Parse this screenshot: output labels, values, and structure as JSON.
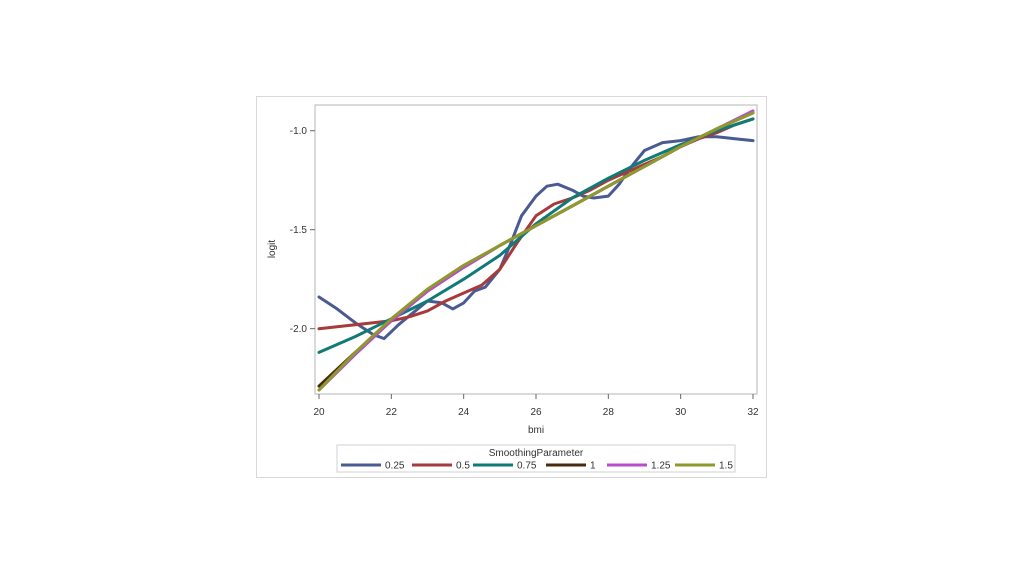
{
  "chart_data": {
    "type": "line",
    "title": "",
    "xlabel": "bmi",
    "ylabel": "logit",
    "xlim": [
      20,
      32
    ],
    "ylim": [
      -2.33,
      -0.87
    ],
    "x_ticks": [
      20,
      22,
      24,
      26,
      28,
      30,
      32
    ],
    "y_ticks": [
      -2.0,
      -1.5,
      -1.0
    ],
    "y_tick_labels": [
      "-2.0",
      "-1.5",
      "-1.0"
    ],
    "grid": false,
    "legend": {
      "title": "SmoothingParameter",
      "placement": "bottom"
    },
    "series": [
      {
        "name": "0.25",
        "color": "#4a5a92",
        "x": [
          20,
          20.5,
          21,
          21.5,
          21.8,
          22.2,
          22.6,
          23,
          23.4,
          23.7,
          24,
          24.3,
          24.6,
          25,
          25.3,
          25.6,
          26,
          26.3,
          26.6,
          27,
          27.3,
          27.6,
          28,
          28.3,
          28.6,
          29,
          29.5,
          30,
          30.5,
          31,
          31.5,
          32
        ],
        "y": [
          -1.84,
          -1.9,
          -1.97,
          -2.03,
          -2.05,
          -1.98,
          -1.92,
          -1.86,
          -1.87,
          -1.9,
          -1.87,
          -1.81,
          -1.79,
          -1.7,
          -1.57,
          -1.43,
          -1.33,
          -1.28,
          -1.27,
          -1.3,
          -1.33,
          -1.34,
          -1.33,
          -1.27,
          -1.19,
          -1.1,
          -1.06,
          -1.05,
          -1.03,
          -1.03,
          -1.04,
          -1.05
        ]
      },
      {
        "name": "0.5",
        "color": "#a73a3a",
        "x": [
          20,
          20.5,
          21,
          21.5,
          22,
          22.5,
          23,
          23.5,
          24,
          24.5,
          25,
          25.5,
          26,
          26.5,
          27,
          27.5,
          28,
          28.5,
          29,
          29.5,
          30,
          30.5,
          31,
          31.5,
          32
        ],
        "y": [
          -2.0,
          -1.99,
          -1.98,
          -1.97,
          -1.96,
          -1.94,
          -1.91,
          -1.86,
          -1.82,
          -1.78,
          -1.7,
          -1.56,
          -1.43,
          -1.37,
          -1.34,
          -1.3,
          -1.25,
          -1.21,
          -1.17,
          -1.13,
          -1.08,
          -1.04,
          -1.01,
          -0.97,
          -0.94
        ]
      },
      {
        "name": "0.75",
        "color": "#107a78",
        "x": [
          20,
          21,
          22,
          23,
          24,
          25,
          26,
          27,
          28,
          29,
          30,
          31,
          32
        ],
        "y": [
          -2.12,
          -2.04,
          -1.95,
          -1.86,
          -1.75,
          -1.63,
          -1.47,
          -1.34,
          -1.24,
          -1.15,
          -1.07,
          -1.0,
          -0.94
        ]
      },
      {
        "name": "1",
        "color": "#4a2a0e",
        "x": [
          20,
          21,
          22,
          23,
          24,
          25,
          26,
          27,
          28,
          29,
          30,
          31,
          32
        ],
        "y": [
          -2.29,
          -2.12,
          -1.96,
          -1.81,
          -1.69,
          -1.58,
          -1.48,
          -1.38,
          -1.28,
          -1.18,
          -1.08,
          -0.99,
          -0.91
        ]
      },
      {
        "name": "1.25",
        "color": "#b84ccf",
        "x": [
          20,
          21,
          22,
          23,
          24,
          25,
          26,
          27,
          28,
          29,
          30,
          31,
          32
        ],
        "y": [
          -2.31,
          -2.13,
          -1.96,
          -1.81,
          -1.69,
          -1.58,
          -1.48,
          -1.38,
          -1.28,
          -1.18,
          -1.08,
          -0.99,
          -0.9
        ]
      },
      {
        "name": "1.5",
        "color": "#8f9a2c",
        "x": [
          20,
          21,
          22,
          23,
          24,
          25,
          26,
          27,
          28,
          29,
          30,
          31,
          32
        ],
        "y": [
          -2.31,
          -2.12,
          -1.95,
          -1.8,
          -1.68,
          -1.58,
          -1.48,
          -1.38,
          -1.28,
          -1.18,
          -1.08,
          -0.99,
          -0.91
        ]
      }
    ]
  }
}
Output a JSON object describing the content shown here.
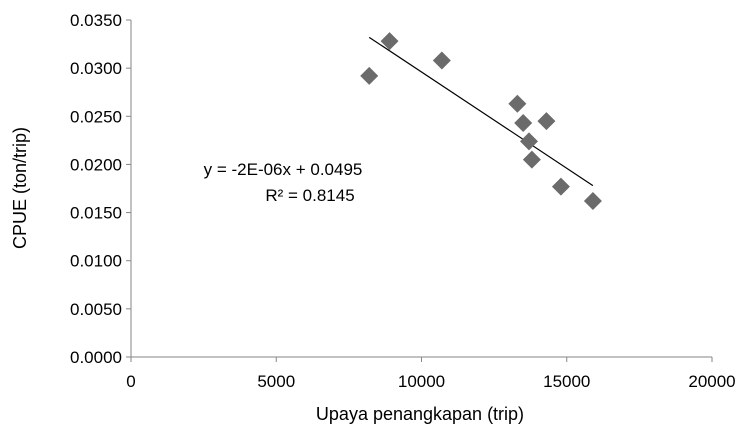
{
  "chart_data": {
    "type": "scatter",
    "title": "",
    "xlabel": "Upaya penangkapan (trip)",
    "ylabel": "CPUE (ton/trip)",
    "xlim": [
      0,
      20000
    ],
    "ylim": [
      0,
      0.035
    ],
    "x_ticks": [
      "0",
      "5000",
      "10000",
      "15000",
      "20000"
    ],
    "y_ticks": [
      "0.0000",
      "0.0050",
      "0.0100",
      "0.0150",
      "0.0200",
      "0.0250",
      "0.0300",
      "0.0350"
    ],
    "grid": false,
    "legend": "none",
    "marker": "diamond",
    "marker_color": "#6b6b6b",
    "trendline_color": "#000000",
    "points": [
      {
        "x": 8200,
        "y": 0.0292
      },
      {
        "x": 8900,
        "y": 0.0328
      },
      {
        "x": 10700,
        "y": 0.0308
      },
      {
        "x": 13300,
        "y": 0.0263
      },
      {
        "x": 13500,
        "y": 0.0243
      },
      {
        "x": 13700,
        "y": 0.0224
      },
      {
        "x": 13800,
        "y": 0.0205
      },
      {
        "x": 14300,
        "y": 0.0245
      },
      {
        "x": 14800,
        "y": 0.0177
      },
      {
        "x": 15900,
        "y": 0.0162
      }
    ],
    "trendline": {
      "type": "linear",
      "x_start": 8200,
      "x_end": 15900,
      "y_start": 0.0332,
      "y_end": 0.0178
    },
    "annotations": {
      "equation": "y = -2E-06x + 0.0495",
      "r_squared": "R² = 0.8145"
    }
  }
}
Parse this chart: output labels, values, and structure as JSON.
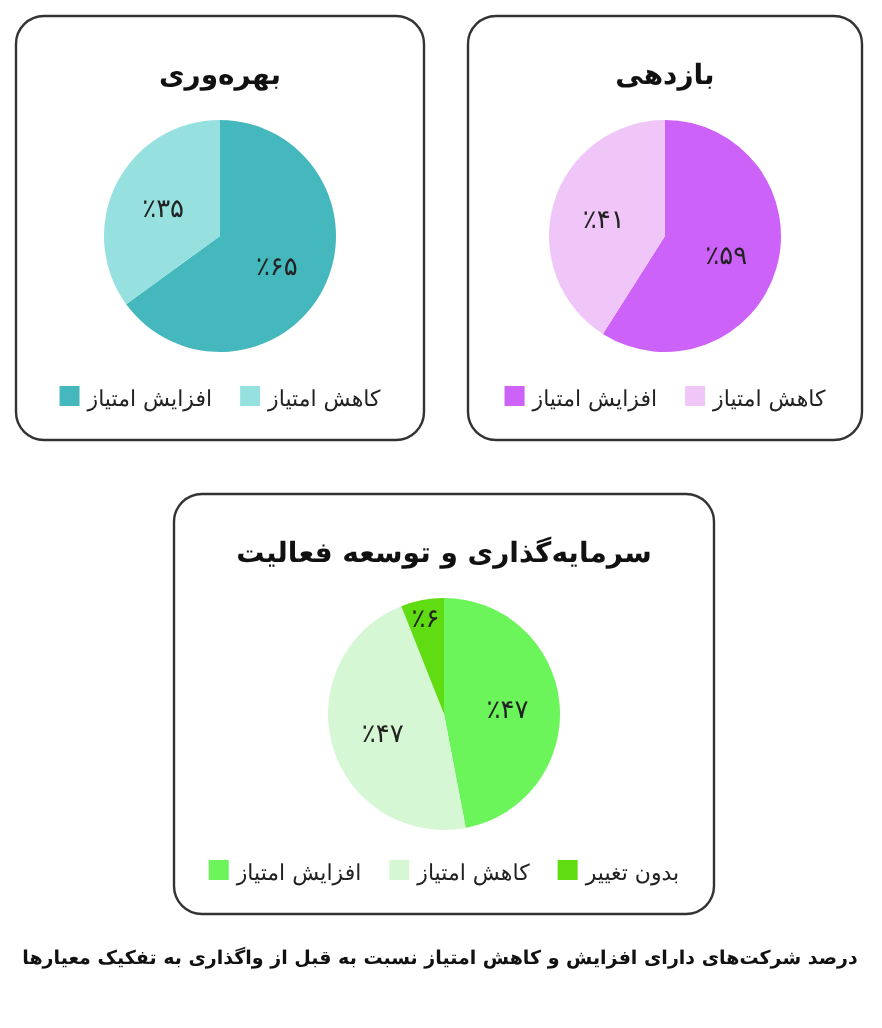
{
  "chart_data": [
    {
      "type": "pie",
      "title": "بهره‌وری",
      "categories": [
        "افزایش امتیاز",
        "کاهش امتیاز"
      ],
      "values": [
        65,
        35
      ],
      "colors": [
        "#45b8bd",
        "#97e0e0"
      ],
      "value_labels": [
        "٪۶۵",
        "٪۳۵"
      ],
      "legend": "bottom"
    },
    {
      "type": "pie",
      "title": "بازدهی",
      "categories": [
        "افزایش امتیاز",
        "کاهش امتیاز"
      ],
      "values": [
        59,
        41
      ],
      "colors": [
        "#cd62f9",
        "#f0c6f9"
      ],
      "value_labels": [
        "٪۵۹",
        "٪۴۱"
      ],
      "legend": "bottom"
    },
    {
      "type": "pie",
      "title": "سرمایه‌گذاری و توسعه فعالیت",
      "categories": [
        "افزایش امتیاز",
        "کاهش امتیاز",
        "بدون تغییر"
      ],
      "values": [
        47,
        47,
        6
      ],
      "colors": [
        "#6bf55b",
        "#d6f7d3",
        "#5fdc12"
      ],
      "value_labels": [
        "٪۴۷",
        "٪۴۷",
        "٪۶"
      ],
      "legend": "bottom",
      "annotations": [
        "درصد شرکت‌های دارای افزایش و کاهش امتیاز نسبت به قبل از واگذاری به تفکیک معیارها"
      ]
    }
  ]
}
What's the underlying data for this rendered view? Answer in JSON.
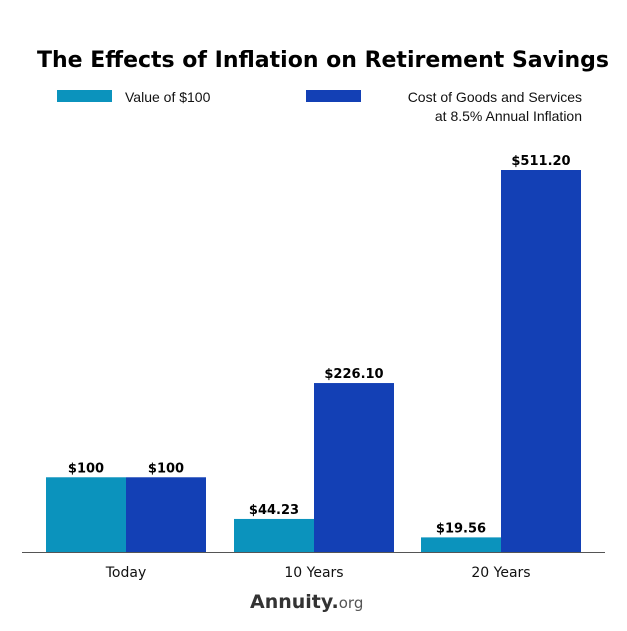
{
  "chart_data": {
    "type": "bar",
    "title": "The Effects of Inflation on Retirement Savings",
    "categories": [
      "Today",
      "10 Years",
      "20 Years"
    ],
    "series": [
      {
        "name": "Value of $100",
        "values": [
          100,
          44.23,
          19.56
        ],
        "labels": [
          "$100",
          "$44.23",
          "$19.56"
        ],
        "color": "#0b93bd"
      },
      {
        "name": "Cost of Goods and Services at 8.5% Annual Inflation",
        "name_lines": [
          "Cost of Goods and Services",
          "at 8.5% Annual Inflation"
        ],
        "values": [
          100,
          226.1,
          511.2
        ],
        "labels": [
          "$100",
          "$226.10",
          "$511.20"
        ],
        "color": "#1340b5"
      }
    ],
    "xlabel": "",
    "ylabel": "",
    "grid": false,
    "legend": "top"
  },
  "brand": {
    "name": "Annuity",
    "dot": ".",
    "tld": "org",
    "dot_color": "#7cc242"
  }
}
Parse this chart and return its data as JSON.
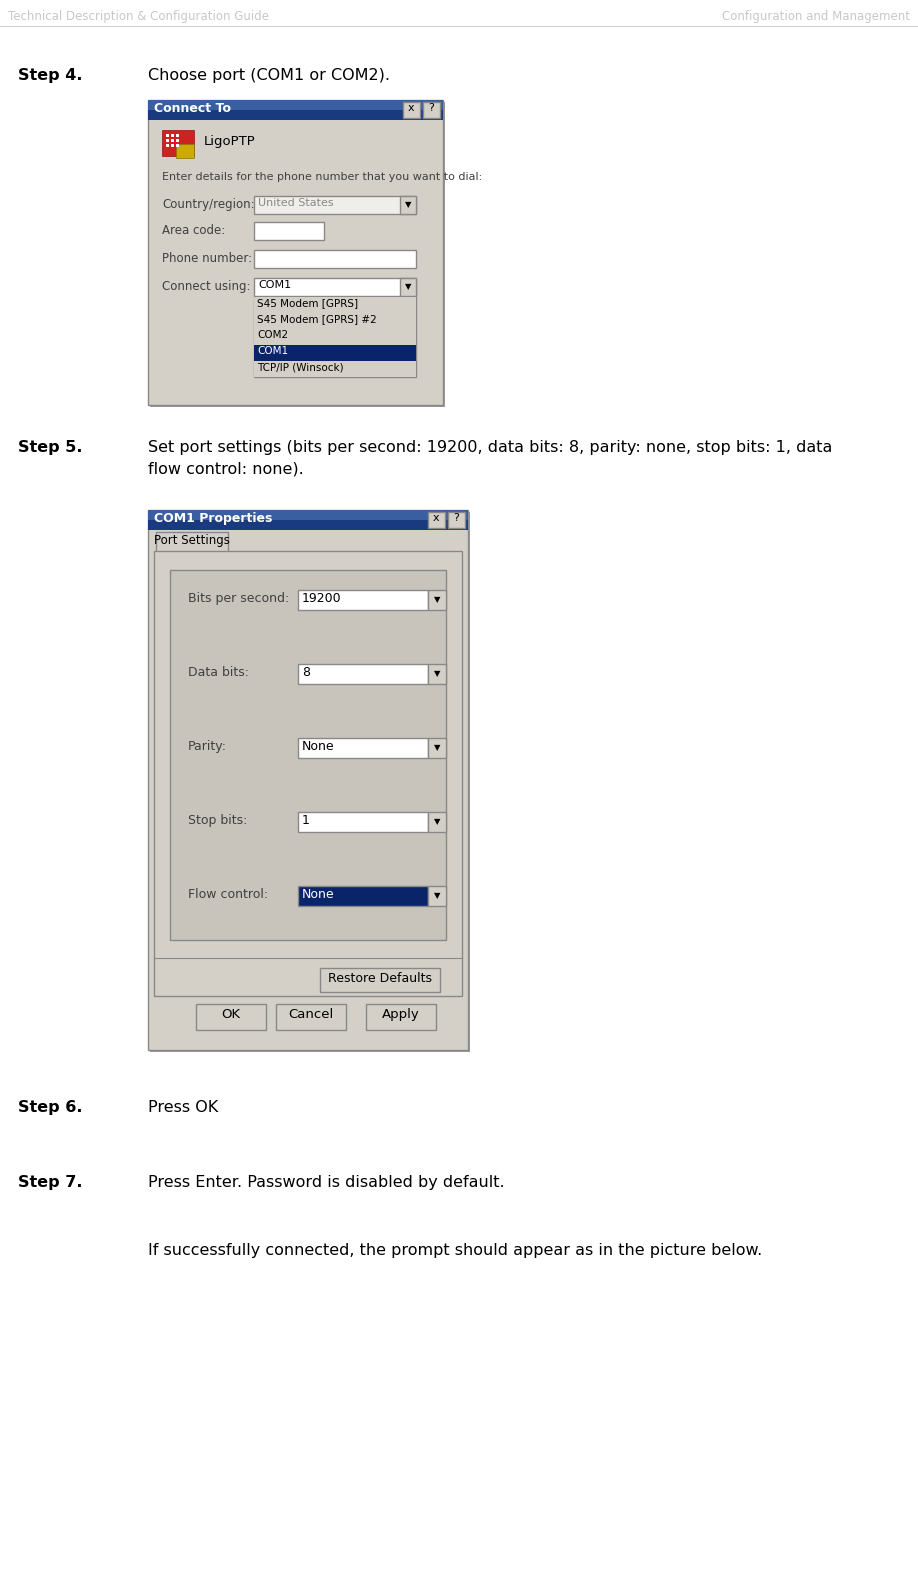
* * *
— Requirement —
Return each line that includes "structure".

— Result below —
Parse this screenshot: output labels, values, and structure as JSON.
Parse this chart: output labels, values, and structure as JSON.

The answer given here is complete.